* **RECORD SET**:
....

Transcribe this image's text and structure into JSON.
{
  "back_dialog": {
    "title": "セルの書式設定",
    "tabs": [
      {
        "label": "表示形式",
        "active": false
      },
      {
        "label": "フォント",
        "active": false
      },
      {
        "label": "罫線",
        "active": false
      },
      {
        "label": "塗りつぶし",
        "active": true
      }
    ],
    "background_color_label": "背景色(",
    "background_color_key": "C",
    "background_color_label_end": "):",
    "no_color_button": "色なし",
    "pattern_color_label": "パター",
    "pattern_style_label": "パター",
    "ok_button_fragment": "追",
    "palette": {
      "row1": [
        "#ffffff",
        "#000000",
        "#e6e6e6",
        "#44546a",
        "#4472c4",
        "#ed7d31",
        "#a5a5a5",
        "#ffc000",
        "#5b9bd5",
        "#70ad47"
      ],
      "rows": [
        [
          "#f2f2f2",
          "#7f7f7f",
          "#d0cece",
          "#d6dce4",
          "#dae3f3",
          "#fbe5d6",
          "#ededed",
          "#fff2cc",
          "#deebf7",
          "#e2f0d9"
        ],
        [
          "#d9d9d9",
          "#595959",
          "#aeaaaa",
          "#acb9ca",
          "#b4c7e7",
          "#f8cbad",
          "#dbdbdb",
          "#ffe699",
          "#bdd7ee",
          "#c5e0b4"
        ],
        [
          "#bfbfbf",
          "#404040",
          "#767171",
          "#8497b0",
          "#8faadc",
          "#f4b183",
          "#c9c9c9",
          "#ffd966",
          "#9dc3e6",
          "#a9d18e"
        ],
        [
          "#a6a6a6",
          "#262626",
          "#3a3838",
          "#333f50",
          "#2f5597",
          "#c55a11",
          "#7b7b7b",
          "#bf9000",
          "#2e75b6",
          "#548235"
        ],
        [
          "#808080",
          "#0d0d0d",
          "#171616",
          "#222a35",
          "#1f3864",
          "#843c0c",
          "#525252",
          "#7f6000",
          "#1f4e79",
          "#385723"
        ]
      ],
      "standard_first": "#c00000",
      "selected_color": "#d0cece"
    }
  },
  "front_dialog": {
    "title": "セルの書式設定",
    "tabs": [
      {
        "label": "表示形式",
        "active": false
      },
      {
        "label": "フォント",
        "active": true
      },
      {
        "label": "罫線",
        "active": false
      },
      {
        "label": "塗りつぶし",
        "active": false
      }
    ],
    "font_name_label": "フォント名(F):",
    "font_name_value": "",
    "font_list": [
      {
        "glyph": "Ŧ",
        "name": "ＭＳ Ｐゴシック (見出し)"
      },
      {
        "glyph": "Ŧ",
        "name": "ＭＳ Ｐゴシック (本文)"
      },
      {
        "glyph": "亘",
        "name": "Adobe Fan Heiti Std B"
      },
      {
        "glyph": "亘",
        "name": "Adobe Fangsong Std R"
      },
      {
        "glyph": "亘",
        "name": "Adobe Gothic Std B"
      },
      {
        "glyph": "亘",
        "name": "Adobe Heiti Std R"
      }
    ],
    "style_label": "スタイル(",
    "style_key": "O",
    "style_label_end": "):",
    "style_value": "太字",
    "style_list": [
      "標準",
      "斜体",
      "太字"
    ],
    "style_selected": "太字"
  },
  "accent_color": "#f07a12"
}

....

* **TASK DIRECTIONS**: Print all of the entries again, exactly as written.

* **THE RESPONSE**:
Transcribe this image's text and structure into JSON.
{
  "back_dialog": {
    "title": "セルの書式設定",
    "tabs": [
      {
        "label": "表示形式",
        "active": false
      },
      {
        "label": "フォント",
        "active": false
      },
      {
        "label": "罫線",
        "active": false
      },
      {
        "label": "塗りつぶし",
        "active": true
      }
    ],
    "background_color_label": "背景色(",
    "background_color_key": "C",
    "background_color_label_end": "):",
    "no_color_button": "色なし",
    "pattern_color_label": "パター",
    "pattern_style_label": "パター",
    "ok_button_fragment": "追",
    "palette": {
      "row1": [
        "#ffffff",
        "#000000",
        "#e6e6e6",
        "#44546a",
        "#4472c4",
        "#ed7d31",
        "#a5a5a5",
        "#ffc000",
        "#5b9bd5",
        "#70ad47"
      ],
      "rows": [
        [
          "#f2f2f2",
          "#7f7f7f",
          "#d0cece",
          "#d6dce4",
          "#dae3f3",
          "#fbe5d6",
          "#ededed",
          "#fff2cc",
          "#deebf7",
          "#e2f0d9"
        ],
        [
          "#d9d9d9",
          "#595959",
          "#aeaaaa",
          "#acb9ca",
          "#b4c7e7",
          "#f8cbad",
          "#dbdbdb",
          "#ffe699",
          "#bdd7ee",
          "#c5e0b4"
        ],
        [
          "#bfbfbf",
          "#404040",
          "#767171",
          "#8497b0",
          "#8faadc",
          "#f4b183",
          "#c9c9c9",
          "#ffd966",
          "#9dc3e6",
          "#a9d18e"
        ],
        [
          "#a6a6a6",
          "#262626",
          "#3a3838",
          "#333f50",
          "#2f5597",
          "#c55a11",
          "#7b7b7b",
          "#bf9000",
          "#2e75b6",
          "#548235"
        ],
        [
          "#808080",
          "#0d0d0d",
          "#171616",
          "#222a35",
          "#1f3864",
          "#843c0c",
          "#525252",
          "#7f6000",
          "#1f4e79",
          "#385723"
        ]
      ],
      "standard_first": "#c00000",
      "selected_color": "#d0cece"
    }
  },
  "front_dialog": {
    "title": "セルの書式設定",
    "tabs": [
      {
        "label": "表示形式",
        "active": false
      },
      {
        "label": "フォント",
        "active": true
      },
      {
        "label": "罫線",
        "active": false
      },
      {
        "label": "塗りつぶし",
        "active": false
      }
    ],
    "font_name_label": "フォント名(F):",
    "font_name_value": "",
    "font_list": [
      {
        "glyph": "Ŧ",
        "name": "ＭＳ Ｐゴシック (見出し)"
      },
      {
        "glyph": "Ŧ",
        "name": "ＭＳ Ｐゴシック (本文)"
      },
      {
        "glyph": "亘",
        "name": "Adobe Fan Heiti Std B"
      },
      {
        "glyph": "亘",
        "name": "Adobe Fangsong Std R"
      },
      {
        "glyph": "亘",
        "name": "Adobe Gothic Std B"
      },
      {
        "glyph": "亘",
        "name": "Adobe Heiti Std R"
      }
    ],
    "style_label": "スタイル(",
    "style_key": "O",
    "style_label_end": "):",
    "style_value": "太字",
    "style_list": [
      "標準",
      "斜体",
      "太字"
    ],
    "style_selected": "太字"
  },
  "accent_color": "#f07a12"
}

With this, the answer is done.